> _PROBLEM DETAILS_
Check every line of the entries below for the word "description", and copy the ones that have it.

═══ INFORMATION SUPPLIED

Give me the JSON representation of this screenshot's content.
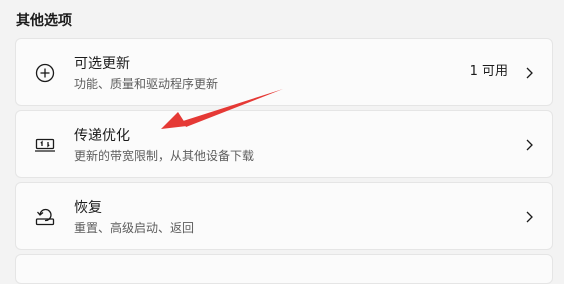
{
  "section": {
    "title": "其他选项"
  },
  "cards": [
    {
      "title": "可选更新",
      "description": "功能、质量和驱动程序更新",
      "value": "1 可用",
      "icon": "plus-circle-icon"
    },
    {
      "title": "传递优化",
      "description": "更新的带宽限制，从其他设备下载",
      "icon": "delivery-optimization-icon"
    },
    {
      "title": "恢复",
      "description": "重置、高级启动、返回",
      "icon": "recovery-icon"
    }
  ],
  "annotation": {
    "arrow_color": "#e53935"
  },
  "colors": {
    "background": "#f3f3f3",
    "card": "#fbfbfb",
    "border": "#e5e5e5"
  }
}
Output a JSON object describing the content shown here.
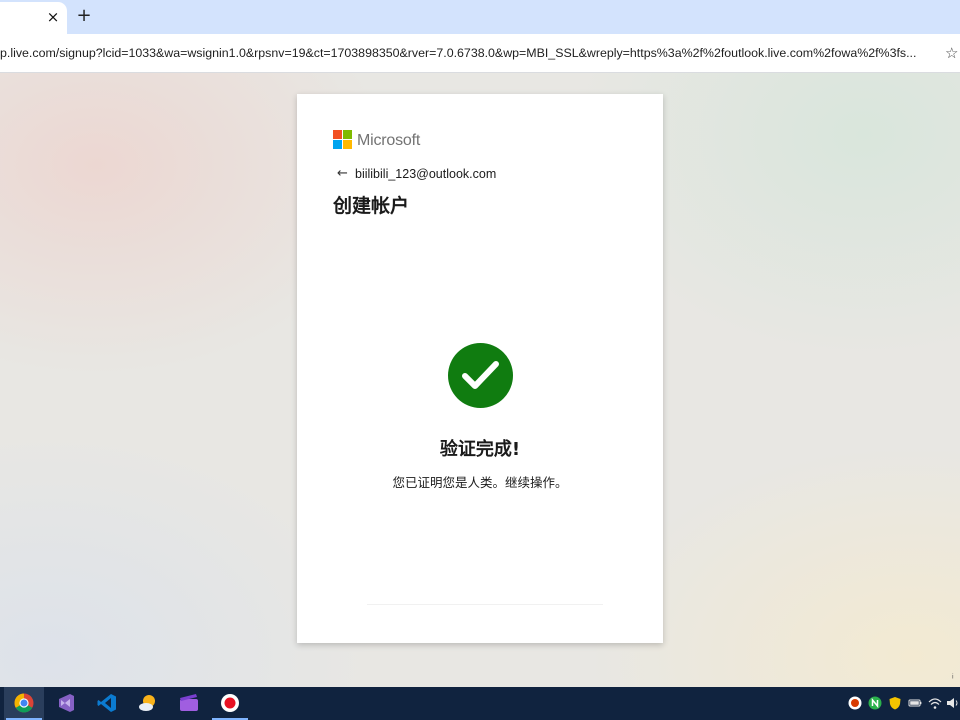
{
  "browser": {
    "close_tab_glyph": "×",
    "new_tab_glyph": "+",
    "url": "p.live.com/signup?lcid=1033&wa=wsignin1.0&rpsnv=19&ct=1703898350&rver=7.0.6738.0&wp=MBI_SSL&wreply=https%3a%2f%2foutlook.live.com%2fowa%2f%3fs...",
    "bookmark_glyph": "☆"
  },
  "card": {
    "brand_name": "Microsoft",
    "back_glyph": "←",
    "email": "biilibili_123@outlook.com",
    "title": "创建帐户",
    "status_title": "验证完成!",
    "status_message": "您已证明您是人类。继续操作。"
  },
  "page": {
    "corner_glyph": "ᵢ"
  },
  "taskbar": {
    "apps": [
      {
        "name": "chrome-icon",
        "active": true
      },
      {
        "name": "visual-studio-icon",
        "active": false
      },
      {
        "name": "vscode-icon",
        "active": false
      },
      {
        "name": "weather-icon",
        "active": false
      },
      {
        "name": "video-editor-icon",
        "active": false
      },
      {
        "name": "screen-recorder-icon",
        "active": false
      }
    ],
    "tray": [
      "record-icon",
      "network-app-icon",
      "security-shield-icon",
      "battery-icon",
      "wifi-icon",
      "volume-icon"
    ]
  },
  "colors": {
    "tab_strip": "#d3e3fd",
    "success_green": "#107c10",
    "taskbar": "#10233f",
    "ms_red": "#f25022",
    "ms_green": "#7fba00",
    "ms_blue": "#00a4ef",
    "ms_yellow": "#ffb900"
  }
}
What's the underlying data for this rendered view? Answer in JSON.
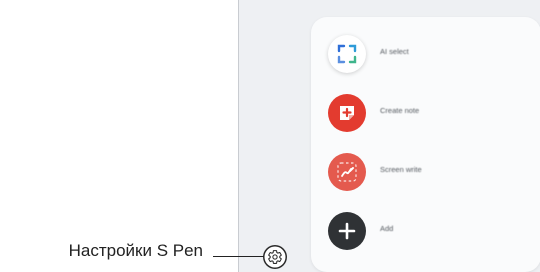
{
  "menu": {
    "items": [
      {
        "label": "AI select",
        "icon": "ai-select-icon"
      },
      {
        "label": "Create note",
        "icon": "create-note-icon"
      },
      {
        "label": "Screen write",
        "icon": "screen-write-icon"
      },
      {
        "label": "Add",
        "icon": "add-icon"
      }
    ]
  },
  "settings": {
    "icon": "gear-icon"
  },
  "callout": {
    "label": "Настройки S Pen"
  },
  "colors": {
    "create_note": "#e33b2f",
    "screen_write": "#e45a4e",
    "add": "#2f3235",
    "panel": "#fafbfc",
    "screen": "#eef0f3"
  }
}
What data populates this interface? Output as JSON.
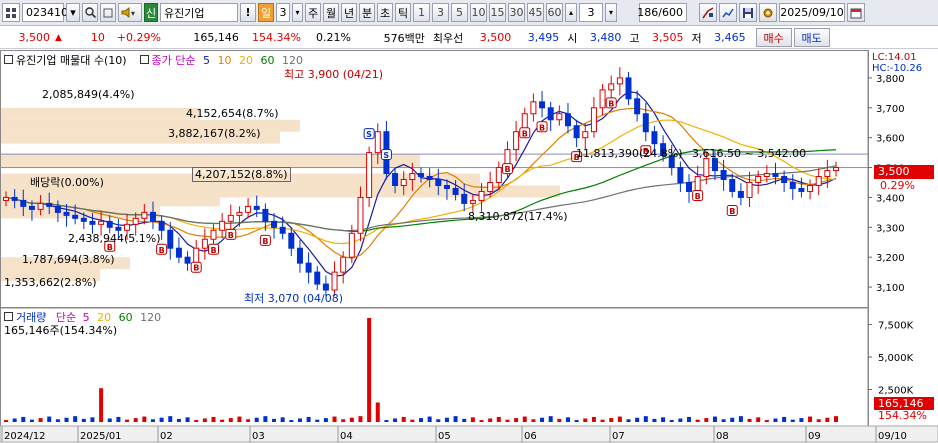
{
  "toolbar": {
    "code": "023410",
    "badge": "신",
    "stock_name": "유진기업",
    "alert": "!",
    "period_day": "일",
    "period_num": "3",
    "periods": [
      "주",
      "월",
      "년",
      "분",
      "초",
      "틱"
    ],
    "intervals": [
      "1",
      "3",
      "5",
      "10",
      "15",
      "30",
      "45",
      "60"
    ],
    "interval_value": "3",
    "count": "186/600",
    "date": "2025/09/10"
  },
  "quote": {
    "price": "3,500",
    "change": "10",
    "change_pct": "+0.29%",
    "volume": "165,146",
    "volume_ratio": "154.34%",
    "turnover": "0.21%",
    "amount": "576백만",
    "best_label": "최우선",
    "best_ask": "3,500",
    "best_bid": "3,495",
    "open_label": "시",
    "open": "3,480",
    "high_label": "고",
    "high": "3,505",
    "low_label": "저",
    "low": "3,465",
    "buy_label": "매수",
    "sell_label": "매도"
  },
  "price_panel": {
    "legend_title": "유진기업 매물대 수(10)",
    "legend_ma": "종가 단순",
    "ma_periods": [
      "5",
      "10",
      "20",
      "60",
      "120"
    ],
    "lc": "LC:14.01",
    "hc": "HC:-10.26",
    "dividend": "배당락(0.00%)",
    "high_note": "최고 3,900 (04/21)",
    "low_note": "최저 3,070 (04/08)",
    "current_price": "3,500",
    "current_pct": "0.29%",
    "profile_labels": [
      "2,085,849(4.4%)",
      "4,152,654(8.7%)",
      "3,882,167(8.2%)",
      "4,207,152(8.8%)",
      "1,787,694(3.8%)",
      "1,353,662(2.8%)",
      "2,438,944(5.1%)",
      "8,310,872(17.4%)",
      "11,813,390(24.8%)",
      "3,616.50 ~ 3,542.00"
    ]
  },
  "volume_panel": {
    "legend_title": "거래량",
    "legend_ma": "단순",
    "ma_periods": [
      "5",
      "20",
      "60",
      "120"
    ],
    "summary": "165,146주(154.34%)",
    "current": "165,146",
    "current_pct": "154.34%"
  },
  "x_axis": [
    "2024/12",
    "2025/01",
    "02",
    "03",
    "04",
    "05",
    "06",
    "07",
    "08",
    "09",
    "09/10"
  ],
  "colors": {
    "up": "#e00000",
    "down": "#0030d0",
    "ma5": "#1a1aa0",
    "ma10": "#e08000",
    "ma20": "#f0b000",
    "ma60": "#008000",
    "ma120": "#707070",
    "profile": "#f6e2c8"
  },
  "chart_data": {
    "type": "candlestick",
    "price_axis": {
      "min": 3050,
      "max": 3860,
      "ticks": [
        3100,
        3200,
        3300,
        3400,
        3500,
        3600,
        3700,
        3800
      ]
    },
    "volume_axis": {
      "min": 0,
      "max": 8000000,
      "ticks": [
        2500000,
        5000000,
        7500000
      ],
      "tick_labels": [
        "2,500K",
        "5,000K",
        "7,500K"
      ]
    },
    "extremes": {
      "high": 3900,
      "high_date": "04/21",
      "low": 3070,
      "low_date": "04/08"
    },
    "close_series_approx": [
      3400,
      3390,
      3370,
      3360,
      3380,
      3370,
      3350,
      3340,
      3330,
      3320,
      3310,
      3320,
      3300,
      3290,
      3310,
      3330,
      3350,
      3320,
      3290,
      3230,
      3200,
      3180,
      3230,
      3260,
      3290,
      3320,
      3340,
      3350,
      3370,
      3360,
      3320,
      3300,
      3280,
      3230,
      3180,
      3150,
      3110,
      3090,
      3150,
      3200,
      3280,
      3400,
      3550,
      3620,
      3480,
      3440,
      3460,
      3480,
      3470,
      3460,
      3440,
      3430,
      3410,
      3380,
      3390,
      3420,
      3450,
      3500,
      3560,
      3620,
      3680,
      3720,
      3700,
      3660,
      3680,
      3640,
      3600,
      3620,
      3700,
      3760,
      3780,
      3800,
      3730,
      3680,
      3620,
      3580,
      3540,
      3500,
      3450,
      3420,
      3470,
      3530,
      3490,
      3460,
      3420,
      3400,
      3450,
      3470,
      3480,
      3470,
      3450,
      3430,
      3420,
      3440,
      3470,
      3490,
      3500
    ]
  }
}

══════

> _SOLVED EXERCISE_
      "description": "功能、质量和驱动程序更新",
      "description": "更新的带宽限制，从其他设备下载",
      "description": "重置、高级启动、返回",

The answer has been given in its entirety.